Records shown:
####

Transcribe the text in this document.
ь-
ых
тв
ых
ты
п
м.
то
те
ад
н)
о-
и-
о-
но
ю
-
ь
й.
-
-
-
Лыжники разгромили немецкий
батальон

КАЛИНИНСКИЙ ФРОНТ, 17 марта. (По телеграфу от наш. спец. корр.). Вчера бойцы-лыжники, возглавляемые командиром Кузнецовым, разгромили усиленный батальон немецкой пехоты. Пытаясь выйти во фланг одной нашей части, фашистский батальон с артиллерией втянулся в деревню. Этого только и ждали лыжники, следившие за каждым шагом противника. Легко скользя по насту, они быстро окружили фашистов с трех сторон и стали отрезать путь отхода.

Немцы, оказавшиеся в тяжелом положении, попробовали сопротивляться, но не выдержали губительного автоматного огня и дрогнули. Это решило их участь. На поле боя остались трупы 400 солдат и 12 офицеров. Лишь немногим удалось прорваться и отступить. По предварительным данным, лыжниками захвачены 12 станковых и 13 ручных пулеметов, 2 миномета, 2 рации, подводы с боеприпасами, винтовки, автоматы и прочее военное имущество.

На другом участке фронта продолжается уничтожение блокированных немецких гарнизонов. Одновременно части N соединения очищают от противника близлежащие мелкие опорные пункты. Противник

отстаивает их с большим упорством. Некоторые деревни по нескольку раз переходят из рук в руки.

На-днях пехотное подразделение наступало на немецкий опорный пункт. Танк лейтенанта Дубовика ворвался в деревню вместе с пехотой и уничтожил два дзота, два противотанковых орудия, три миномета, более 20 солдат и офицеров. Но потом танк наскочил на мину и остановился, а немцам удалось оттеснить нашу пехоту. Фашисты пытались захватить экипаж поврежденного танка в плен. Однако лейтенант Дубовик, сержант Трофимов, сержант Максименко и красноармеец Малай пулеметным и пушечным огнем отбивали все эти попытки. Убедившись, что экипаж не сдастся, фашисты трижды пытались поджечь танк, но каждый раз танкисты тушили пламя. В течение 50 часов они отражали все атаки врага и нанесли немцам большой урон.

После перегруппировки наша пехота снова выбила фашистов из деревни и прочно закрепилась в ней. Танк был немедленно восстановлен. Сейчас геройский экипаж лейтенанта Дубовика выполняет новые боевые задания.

####

Exercise prompt:
Each line above that holds the string "экипаж" should be copied and shown.

The completed task:
На-днях пехотное подразделение наступало на немецкий опорный пункт. Танк лейтенанта Дубовика ворвался в деревню вместе с пехотой и уничтожил два дзота, два противотанковых орудия, три миномета, более 20 солдат и офицеров. Но потом танк наскочил на мину и остановился, а немцам удалось оттеснить нашу пехоту. Фашисты пытались захватить экипаж поврежденного танка в плен. Однако лейтенант Дубовик, сержант Трофимов, сержант Максименко и красноармеец Малай пулеметным и пушечным огнем отбивали все эти попытки. Убедившись, что экипаж не сдастся, фашисты трижды пытались поджечь танк, но каждый раз танкисты тушили пламя. В течение 50 часов они отражали все атаки врага и нанесли немцам большой урон.
После перегруппировки наша пехота снова выбила фашистов из деревни и прочно закрепилась в ней. Танк был немедленно восстановлен. Сейчас геройский экипаж лейтенанта Дубовика выполняет новые боевые задания.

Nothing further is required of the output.